======== Document section
When Baltimore turns on a new set of speed cameras on Monday, it will operate under new laws that officials say will make the system more reliable and less prone to errors than an old one that had to be shut down.
When Baltimore turns on a new set of speed cameras Monday, it will operate under new laws that officials say will make the system more reliable and less prone to errors than an old one that had to be shut down.
The city will operate 10 portable speed cameras near schools throughout the city, the first step in Baltimore Mayor Catherine Pugh's plan to launch a network that eventually will include 20 speed cameras, 10 red light cameras and a system designed to enforce a prohibition on trucks using certain streets.
Robert Liberati, a former Prince George's County police officer who is in charge of the system, said drivers should be confident that improvements in technology and the city's process for reviewing tickets will make the cameras much more accurate.
"There's been a number of changes that we've made," he said. "Number one, we have new equipment and this new technology. Second of all, we have a dedicated staff here at the Department of Transportation to review violations."
================
======== Entries provided
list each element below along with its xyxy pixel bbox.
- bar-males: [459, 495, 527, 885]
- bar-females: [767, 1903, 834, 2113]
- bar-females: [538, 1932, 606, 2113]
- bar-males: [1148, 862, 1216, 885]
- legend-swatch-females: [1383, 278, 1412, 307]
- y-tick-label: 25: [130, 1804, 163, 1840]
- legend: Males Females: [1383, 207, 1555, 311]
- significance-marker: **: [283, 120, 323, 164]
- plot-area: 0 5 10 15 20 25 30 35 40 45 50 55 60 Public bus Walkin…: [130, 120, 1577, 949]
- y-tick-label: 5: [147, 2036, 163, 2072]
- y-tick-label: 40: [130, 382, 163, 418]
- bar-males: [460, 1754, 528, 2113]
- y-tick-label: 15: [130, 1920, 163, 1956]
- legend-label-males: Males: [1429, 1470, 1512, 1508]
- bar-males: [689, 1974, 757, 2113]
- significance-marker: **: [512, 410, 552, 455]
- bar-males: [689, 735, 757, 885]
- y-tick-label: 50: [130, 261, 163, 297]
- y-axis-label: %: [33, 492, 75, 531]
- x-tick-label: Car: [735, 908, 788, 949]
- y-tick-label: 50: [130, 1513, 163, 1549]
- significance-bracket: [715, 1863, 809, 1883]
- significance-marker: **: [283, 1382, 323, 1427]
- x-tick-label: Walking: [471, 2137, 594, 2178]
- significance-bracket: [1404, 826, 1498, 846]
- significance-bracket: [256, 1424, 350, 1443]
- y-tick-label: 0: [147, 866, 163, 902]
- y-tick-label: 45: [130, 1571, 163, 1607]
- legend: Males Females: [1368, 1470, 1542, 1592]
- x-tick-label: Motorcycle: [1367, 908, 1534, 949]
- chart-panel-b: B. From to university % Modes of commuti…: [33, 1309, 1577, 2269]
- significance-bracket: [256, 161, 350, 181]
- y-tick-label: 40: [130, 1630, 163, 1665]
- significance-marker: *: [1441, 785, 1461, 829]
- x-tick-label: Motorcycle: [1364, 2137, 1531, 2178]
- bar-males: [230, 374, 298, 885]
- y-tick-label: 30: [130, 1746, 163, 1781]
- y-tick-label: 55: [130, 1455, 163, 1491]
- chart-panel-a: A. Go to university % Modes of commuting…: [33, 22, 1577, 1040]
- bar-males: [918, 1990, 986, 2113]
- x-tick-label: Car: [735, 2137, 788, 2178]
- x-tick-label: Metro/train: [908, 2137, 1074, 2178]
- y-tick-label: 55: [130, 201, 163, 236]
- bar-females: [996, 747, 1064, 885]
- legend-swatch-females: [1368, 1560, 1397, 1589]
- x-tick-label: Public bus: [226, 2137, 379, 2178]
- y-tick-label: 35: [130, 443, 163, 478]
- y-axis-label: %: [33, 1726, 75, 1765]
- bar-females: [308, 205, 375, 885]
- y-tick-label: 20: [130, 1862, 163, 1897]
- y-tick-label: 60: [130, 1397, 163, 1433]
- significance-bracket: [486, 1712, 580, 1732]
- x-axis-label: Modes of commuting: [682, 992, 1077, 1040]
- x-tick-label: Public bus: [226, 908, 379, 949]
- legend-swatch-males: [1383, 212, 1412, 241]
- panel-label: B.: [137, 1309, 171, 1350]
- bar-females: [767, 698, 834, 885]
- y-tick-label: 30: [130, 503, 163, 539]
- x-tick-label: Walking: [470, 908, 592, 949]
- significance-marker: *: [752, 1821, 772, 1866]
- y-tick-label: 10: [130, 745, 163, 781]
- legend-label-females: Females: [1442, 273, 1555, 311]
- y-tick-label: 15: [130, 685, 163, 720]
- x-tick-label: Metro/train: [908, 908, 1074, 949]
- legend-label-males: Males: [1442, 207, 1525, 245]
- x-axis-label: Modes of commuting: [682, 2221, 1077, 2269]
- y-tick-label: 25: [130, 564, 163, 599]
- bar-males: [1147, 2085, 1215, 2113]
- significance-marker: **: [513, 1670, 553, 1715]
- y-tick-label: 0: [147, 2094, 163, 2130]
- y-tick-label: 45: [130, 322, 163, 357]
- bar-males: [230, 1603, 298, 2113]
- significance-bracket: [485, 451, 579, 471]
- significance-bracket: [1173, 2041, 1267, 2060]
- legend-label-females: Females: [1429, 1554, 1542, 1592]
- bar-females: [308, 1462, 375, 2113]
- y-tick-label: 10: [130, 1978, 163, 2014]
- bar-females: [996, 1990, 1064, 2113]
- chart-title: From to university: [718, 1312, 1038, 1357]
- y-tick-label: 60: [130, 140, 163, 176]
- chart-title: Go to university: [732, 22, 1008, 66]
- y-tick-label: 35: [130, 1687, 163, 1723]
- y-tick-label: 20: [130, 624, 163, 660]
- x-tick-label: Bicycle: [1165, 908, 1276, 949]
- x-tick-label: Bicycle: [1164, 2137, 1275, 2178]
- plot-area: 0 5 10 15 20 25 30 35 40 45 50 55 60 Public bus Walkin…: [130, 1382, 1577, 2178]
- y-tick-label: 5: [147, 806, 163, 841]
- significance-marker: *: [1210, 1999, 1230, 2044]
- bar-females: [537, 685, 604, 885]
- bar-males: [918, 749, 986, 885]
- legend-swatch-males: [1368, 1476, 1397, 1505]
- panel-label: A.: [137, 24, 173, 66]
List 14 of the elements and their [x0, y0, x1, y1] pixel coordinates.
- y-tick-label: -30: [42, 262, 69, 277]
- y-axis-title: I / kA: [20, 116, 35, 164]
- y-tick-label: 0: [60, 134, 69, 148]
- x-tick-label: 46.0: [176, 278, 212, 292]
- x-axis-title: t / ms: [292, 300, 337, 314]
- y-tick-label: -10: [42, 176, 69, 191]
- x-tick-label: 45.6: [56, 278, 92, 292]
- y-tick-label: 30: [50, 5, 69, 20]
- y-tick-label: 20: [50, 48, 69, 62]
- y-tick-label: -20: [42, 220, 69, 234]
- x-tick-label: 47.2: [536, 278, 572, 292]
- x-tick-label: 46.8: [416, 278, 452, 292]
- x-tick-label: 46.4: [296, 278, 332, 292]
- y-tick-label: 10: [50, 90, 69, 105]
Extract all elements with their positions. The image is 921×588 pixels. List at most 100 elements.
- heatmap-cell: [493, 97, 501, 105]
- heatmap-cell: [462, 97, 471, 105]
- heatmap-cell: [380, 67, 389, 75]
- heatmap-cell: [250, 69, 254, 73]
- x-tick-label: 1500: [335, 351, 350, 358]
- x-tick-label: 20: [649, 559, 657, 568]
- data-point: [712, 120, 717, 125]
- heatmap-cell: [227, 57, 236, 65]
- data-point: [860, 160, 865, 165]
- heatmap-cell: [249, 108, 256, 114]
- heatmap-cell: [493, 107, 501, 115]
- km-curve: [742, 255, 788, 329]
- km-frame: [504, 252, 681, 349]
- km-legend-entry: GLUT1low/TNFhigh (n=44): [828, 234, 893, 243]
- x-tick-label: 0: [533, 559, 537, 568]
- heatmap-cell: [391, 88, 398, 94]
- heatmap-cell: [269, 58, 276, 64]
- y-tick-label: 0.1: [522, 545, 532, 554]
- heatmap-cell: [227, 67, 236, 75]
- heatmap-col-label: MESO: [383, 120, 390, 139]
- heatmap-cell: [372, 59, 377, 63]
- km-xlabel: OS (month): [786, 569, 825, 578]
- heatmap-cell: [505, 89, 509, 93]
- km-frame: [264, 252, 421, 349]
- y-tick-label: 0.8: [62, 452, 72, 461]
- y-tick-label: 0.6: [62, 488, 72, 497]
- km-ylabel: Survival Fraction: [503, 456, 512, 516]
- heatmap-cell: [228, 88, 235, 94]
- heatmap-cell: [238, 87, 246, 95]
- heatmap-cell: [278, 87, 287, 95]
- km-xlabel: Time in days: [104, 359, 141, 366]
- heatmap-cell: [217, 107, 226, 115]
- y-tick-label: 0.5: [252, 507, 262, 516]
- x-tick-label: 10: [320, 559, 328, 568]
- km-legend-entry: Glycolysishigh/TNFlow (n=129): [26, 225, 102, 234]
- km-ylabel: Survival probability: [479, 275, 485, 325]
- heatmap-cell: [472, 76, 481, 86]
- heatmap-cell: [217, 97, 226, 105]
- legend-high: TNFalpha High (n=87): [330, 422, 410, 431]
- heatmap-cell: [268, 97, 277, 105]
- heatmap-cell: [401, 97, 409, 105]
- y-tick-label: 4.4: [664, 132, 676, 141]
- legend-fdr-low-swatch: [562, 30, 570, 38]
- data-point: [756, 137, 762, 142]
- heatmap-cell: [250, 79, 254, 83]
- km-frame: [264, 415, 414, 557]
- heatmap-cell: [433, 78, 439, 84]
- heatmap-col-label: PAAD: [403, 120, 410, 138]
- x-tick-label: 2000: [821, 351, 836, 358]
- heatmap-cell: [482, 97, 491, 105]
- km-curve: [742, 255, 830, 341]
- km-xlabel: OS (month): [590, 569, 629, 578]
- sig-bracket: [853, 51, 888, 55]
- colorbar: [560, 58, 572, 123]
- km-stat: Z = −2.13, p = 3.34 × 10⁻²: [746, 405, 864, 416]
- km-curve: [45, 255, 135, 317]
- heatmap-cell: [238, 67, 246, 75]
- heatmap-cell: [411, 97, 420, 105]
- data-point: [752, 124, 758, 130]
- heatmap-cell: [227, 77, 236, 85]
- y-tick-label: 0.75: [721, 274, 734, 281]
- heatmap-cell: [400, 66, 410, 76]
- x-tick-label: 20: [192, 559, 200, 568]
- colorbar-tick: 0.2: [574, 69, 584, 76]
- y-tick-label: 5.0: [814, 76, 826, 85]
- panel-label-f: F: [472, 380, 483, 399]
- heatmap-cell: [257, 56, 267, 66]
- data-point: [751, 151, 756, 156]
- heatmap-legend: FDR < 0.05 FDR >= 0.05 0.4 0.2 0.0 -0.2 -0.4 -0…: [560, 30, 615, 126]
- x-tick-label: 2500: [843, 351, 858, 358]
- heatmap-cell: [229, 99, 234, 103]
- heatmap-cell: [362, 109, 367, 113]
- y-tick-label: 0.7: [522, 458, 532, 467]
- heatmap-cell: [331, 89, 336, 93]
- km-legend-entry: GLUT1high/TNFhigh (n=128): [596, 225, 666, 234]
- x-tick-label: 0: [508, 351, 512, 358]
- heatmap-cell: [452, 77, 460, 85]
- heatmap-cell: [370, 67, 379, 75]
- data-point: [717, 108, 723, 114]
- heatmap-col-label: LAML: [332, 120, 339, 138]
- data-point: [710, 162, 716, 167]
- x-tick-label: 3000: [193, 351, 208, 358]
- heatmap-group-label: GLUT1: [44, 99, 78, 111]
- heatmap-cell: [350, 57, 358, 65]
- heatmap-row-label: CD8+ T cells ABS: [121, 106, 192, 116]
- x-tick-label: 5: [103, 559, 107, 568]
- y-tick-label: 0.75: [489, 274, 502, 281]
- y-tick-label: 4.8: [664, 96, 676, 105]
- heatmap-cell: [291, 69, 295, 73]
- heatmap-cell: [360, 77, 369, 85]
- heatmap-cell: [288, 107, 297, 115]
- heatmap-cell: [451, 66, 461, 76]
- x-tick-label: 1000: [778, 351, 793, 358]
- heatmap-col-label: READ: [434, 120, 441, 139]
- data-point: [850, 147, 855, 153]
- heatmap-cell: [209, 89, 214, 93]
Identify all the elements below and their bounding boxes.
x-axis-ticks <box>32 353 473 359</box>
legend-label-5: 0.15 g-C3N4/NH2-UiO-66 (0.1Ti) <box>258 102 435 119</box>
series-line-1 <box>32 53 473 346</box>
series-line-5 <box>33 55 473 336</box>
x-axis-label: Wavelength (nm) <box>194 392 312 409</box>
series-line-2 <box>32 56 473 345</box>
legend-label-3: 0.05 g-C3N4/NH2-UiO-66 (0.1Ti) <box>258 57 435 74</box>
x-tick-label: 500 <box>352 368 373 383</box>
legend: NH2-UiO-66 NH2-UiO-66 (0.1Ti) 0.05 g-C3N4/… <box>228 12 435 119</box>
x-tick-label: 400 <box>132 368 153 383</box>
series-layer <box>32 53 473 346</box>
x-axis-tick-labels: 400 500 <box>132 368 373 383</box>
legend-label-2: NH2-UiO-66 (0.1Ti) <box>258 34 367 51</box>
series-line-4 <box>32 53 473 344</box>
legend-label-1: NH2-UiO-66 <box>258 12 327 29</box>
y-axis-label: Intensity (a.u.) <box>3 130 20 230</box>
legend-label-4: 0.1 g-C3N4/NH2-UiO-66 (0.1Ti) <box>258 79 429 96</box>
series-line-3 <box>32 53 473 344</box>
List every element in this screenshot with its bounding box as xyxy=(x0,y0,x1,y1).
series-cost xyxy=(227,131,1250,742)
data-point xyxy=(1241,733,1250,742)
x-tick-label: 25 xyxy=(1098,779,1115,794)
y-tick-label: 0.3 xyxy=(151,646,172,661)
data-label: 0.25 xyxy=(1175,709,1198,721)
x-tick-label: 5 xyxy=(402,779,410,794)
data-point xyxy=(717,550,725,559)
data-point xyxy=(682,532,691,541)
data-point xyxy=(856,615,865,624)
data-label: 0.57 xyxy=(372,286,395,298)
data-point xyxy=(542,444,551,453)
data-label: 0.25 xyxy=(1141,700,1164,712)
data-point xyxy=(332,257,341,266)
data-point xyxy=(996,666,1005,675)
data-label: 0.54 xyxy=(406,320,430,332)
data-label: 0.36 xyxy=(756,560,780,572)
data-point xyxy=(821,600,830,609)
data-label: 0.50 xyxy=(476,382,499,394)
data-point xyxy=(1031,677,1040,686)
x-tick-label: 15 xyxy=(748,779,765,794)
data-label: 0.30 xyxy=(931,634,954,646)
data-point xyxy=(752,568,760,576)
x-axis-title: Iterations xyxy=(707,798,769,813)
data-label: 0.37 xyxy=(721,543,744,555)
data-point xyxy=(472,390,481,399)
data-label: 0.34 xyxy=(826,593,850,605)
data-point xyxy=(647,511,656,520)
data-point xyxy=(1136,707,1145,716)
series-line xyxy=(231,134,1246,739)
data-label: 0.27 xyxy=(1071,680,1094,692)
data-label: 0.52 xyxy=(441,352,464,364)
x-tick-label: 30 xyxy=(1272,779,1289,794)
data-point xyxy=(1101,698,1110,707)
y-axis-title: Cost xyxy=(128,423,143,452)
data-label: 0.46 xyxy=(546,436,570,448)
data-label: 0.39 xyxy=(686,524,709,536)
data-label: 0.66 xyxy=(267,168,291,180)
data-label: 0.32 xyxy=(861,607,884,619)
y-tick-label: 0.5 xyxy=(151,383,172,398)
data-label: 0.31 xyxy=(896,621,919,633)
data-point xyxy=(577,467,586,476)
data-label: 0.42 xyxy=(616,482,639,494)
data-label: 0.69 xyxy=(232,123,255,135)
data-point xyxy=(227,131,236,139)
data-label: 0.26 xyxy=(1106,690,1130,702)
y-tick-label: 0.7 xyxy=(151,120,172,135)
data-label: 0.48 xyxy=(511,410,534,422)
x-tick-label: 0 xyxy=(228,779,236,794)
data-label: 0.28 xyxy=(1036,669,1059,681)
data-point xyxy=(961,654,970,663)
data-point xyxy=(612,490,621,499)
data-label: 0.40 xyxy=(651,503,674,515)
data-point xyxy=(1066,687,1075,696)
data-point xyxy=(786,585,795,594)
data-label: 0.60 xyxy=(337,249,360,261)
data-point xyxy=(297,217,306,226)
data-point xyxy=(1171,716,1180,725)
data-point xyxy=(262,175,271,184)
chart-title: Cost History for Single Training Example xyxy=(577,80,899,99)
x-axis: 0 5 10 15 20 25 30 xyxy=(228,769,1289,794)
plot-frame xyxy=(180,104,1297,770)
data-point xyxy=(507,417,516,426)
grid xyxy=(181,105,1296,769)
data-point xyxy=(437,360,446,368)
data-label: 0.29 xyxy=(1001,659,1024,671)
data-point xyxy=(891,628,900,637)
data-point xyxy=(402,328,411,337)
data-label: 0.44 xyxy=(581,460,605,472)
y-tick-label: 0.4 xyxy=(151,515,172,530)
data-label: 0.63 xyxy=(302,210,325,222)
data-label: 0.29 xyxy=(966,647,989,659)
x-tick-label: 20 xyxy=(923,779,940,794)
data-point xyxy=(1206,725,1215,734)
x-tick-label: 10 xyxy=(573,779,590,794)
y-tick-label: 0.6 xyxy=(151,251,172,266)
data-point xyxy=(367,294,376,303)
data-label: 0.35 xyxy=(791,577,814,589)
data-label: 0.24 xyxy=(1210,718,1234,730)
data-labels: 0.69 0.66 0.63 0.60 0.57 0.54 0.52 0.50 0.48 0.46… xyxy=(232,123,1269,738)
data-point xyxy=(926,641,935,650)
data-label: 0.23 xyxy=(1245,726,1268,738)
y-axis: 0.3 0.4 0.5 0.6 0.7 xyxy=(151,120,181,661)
================
**About this task:** In the article on Baltimore's speed cameras, how many portable speed cameras will the city operate near schools? These lines are separate material, unrelated to the article above.

**Answer for this exercise:** 10 portable speed cameras.